*Short exercise*
Pull out from the material below all lines with "when".

*Stored data entries*
• • • •

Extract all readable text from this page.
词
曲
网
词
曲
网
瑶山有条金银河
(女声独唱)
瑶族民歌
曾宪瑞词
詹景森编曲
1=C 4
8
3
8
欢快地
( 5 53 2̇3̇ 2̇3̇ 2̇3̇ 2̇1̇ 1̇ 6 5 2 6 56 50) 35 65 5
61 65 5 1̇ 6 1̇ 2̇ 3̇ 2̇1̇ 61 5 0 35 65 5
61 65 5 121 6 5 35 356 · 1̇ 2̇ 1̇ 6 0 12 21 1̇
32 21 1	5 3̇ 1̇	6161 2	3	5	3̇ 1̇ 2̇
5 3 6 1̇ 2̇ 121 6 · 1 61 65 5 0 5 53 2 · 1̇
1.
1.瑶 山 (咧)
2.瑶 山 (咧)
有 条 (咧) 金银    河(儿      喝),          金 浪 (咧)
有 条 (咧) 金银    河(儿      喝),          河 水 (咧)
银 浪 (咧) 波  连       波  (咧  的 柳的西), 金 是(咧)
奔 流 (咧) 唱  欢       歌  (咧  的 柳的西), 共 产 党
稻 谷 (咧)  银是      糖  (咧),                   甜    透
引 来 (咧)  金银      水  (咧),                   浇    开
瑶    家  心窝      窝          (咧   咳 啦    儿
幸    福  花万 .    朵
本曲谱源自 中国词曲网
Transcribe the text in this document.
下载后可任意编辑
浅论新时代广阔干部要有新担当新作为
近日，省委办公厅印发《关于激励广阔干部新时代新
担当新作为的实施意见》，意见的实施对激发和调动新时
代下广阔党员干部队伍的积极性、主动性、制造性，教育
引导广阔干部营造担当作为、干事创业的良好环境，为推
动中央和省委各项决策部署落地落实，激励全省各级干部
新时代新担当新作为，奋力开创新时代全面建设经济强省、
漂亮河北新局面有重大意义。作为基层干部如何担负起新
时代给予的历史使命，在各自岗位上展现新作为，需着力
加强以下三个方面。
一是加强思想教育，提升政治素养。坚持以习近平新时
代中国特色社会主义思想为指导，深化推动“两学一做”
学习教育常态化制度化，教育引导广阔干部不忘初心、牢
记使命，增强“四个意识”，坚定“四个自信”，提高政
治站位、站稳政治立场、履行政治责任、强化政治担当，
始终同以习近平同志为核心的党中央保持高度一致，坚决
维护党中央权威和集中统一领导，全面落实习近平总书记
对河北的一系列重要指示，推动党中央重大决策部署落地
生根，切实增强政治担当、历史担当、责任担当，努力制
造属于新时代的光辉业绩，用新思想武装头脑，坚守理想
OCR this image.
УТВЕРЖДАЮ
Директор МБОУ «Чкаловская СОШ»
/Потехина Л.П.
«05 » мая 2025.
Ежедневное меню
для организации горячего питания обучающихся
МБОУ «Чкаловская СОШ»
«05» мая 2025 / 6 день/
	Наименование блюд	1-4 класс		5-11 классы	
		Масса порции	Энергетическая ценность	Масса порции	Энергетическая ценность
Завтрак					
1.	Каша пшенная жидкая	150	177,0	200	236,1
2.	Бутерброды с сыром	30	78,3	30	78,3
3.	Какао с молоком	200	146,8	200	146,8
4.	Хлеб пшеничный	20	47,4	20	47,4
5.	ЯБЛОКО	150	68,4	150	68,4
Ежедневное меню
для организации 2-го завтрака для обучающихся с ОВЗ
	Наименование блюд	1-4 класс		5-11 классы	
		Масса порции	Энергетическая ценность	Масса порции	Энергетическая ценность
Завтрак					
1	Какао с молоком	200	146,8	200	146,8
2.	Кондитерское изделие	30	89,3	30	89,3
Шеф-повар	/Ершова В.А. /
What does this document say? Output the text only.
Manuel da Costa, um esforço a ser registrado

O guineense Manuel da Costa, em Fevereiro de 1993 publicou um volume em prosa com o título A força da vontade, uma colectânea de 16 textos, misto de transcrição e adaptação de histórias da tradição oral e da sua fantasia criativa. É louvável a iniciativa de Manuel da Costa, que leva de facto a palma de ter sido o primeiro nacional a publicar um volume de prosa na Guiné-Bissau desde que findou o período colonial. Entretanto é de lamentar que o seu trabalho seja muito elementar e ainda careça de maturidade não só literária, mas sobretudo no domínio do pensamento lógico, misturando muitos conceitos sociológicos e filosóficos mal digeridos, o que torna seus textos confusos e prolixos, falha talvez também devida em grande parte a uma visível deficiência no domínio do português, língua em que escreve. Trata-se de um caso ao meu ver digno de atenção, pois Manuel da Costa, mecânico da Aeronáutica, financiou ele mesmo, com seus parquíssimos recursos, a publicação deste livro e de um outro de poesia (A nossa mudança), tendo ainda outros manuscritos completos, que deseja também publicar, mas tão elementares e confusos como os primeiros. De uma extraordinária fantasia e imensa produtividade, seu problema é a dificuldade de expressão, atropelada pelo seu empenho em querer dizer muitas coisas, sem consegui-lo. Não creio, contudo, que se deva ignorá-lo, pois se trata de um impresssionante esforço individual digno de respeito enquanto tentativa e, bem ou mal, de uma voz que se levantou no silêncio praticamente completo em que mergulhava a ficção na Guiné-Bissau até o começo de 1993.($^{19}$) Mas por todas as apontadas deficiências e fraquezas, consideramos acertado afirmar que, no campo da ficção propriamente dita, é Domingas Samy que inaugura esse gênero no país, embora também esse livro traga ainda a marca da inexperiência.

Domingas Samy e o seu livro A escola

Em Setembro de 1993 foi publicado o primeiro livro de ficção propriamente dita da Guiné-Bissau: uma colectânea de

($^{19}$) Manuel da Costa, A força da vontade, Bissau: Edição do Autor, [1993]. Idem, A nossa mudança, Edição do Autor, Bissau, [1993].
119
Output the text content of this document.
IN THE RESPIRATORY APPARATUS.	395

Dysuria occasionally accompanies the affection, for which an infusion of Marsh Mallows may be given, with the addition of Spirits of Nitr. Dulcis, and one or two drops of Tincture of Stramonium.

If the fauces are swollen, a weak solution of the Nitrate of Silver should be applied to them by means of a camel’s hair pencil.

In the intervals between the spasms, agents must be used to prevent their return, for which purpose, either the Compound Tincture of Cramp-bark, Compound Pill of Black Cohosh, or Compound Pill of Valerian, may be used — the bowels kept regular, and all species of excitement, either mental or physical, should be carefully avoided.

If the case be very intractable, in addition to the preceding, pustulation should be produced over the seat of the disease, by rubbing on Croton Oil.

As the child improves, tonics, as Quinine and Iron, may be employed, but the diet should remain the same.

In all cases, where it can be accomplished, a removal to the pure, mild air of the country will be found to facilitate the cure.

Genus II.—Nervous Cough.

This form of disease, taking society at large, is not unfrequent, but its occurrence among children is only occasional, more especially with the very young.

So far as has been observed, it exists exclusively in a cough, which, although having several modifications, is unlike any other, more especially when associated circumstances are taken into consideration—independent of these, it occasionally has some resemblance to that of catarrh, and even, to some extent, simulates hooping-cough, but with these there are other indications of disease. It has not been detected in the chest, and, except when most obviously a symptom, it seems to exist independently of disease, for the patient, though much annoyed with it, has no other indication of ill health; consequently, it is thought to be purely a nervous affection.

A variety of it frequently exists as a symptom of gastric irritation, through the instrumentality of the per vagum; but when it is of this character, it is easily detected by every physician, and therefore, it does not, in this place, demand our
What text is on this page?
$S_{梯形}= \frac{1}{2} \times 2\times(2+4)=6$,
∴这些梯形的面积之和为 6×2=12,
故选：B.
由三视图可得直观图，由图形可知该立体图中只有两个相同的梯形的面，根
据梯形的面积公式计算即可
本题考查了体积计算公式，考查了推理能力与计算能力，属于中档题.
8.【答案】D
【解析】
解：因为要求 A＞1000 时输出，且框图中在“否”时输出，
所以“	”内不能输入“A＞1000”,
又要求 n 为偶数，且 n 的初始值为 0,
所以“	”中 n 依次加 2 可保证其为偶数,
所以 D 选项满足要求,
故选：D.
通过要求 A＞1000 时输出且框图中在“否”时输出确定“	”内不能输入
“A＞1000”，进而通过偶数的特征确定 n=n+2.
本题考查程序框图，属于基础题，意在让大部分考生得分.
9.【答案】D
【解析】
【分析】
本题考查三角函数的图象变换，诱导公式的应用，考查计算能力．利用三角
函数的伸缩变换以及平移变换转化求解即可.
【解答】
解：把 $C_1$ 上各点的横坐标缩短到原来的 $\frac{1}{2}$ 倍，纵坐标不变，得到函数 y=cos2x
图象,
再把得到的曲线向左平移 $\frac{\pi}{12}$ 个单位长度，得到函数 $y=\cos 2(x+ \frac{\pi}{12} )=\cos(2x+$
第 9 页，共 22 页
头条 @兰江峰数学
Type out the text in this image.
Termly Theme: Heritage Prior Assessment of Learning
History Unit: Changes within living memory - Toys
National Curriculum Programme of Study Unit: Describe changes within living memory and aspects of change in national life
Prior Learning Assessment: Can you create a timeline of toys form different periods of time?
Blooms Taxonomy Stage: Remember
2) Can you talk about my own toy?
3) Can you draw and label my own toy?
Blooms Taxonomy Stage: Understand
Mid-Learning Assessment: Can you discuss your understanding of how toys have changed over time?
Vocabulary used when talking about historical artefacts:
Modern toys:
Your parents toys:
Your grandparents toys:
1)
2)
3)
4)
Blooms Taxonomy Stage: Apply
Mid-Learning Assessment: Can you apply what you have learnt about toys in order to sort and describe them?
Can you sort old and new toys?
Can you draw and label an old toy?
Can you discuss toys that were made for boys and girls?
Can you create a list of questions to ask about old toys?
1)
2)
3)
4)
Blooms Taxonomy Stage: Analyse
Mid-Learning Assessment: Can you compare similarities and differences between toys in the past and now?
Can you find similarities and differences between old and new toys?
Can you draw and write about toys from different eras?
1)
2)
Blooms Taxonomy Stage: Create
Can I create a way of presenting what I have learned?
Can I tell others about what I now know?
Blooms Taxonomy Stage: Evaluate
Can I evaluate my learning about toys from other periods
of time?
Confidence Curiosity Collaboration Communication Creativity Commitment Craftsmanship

• • • •

*Full solution*
So far as has been observed, it exists exclusively in a cough, which, although having several modifications, is unlike any other, more especially when associated circumstances are taken into consideration—independent of these, it occasionally has some resemblance to that of catarrh, and even, to some extent, simulates hooping-cough, but with these there are other indications of disease. It has not been detected in the chest, and, except when most obviously a symptom, it seems to exist independently of disease, for the patient, though much annoyed with it, has no other indication of ill health; consequently, it is thought to be purely a nervous affection.
A variety of it frequently exists as a symptom of gastric irritation, through the instrumentality of the per vagum; but when it is of this character, it is easily detected by every physician, and therefore, it does not, in this place, demand our
Vocabulary used when talking about historical artefacts:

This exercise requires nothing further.